---- DATA EXTRACT

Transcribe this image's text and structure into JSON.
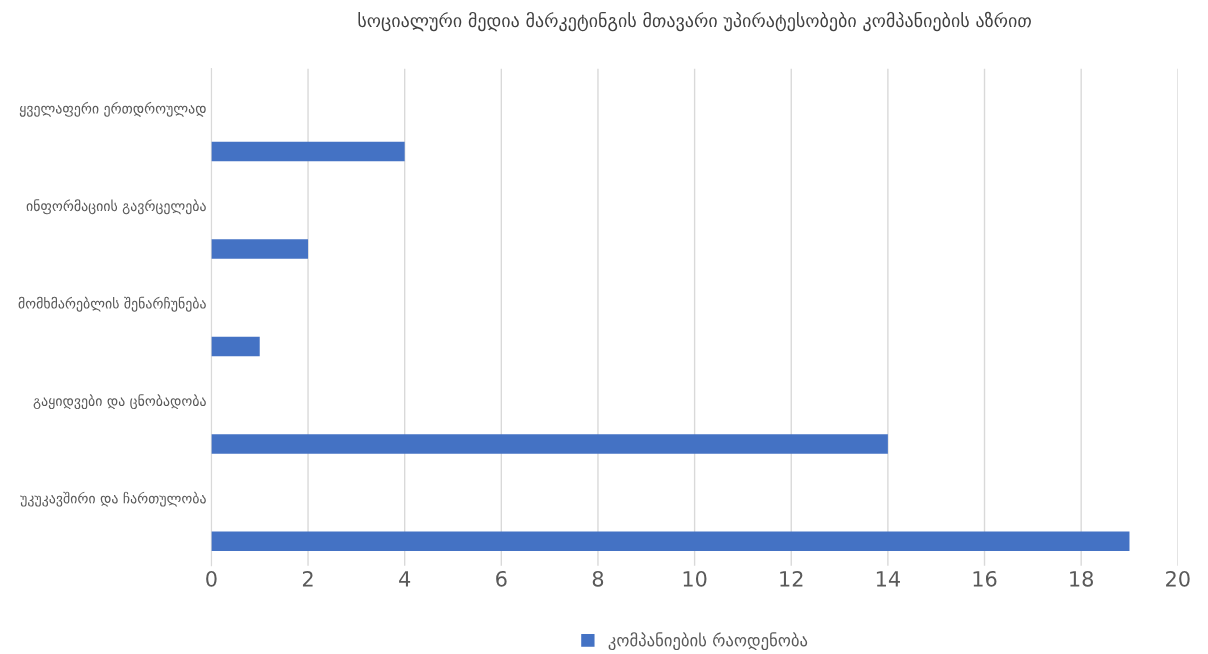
{
  "chart_data": {
    "type": "bar",
    "orientation": "horizontal",
    "title": "სოციალური მედია მარკეტინგის მთავარი უპირატესობები კომპანიების აზრით",
    "categories": [
      "ყველაფერი ერთდროულად",
      "ინფორმაციის გავრცელება",
      "მომხმარებლის შენარჩუნება",
      "გაყიდვები და ცნობადობა",
      "უკუკავშირი და ჩართულობა"
    ],
    "series": [
      {
        "name": "კომპანიების რაოდენობა",
        "color": "#4472c4",
        "values": [
          4,
          2,
          1,
          14,
          19
        ]
      }
    ],
    "xlim": [
      0,
      20
    ],
    "xticks": [
      0,
      2,
      4,
      6,
      8,
      10,
      12,
      14,
      16,
      18,
      20
    ],
    "grid": "x",
    "legend": "bottom"
  }
}
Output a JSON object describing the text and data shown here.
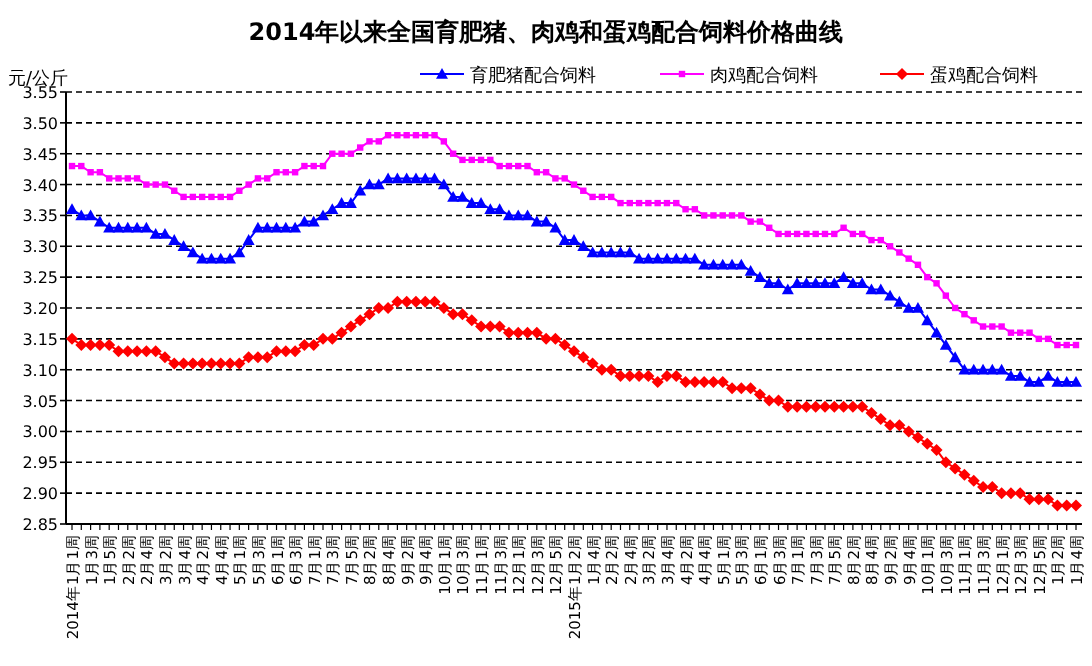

--------

* **WHAT NEEDS TO BE DONE**
Reproduce the material in its entirety and word for word, without the pictures.

* **THE COMPLETED TASK**
Transcribe this image's text and structure into JSON.
{
  "chart_data": {
    "type": "bar",
    "orientation": "horizontal",
    "title": "სოციალური მედია მარკეტინგის მთავარი უპირატესობები კომპანიების აზრით",
    "categories": [
      "ყველაფერი ერთდროულად",
      "ინფორმაციის გავრცელება",
      "მომხმარებლის შენარჩუნება",
      "გაყიდვები და ცნობადობა",
      "უკუკავშირი და ჩართულობა"
    ],
    "series": [
      {
        "name": "კომპანიების რაოდენობა",
        "color": "#4472c4",
        "values": [
          4,
          2,
          1,
          14,
          19
        ]
      }
    ],
    "xlim": [
      0,
      20
    ],
    "xticks": [
      0,
      2,
      4,
      6,
      8,
      10,
      12,
      14,
      16,
      18,
      20
    ],
    "grid": "x",
    "legend": "bottom"
  }
}
Output a JSON object describing the text and data shown here.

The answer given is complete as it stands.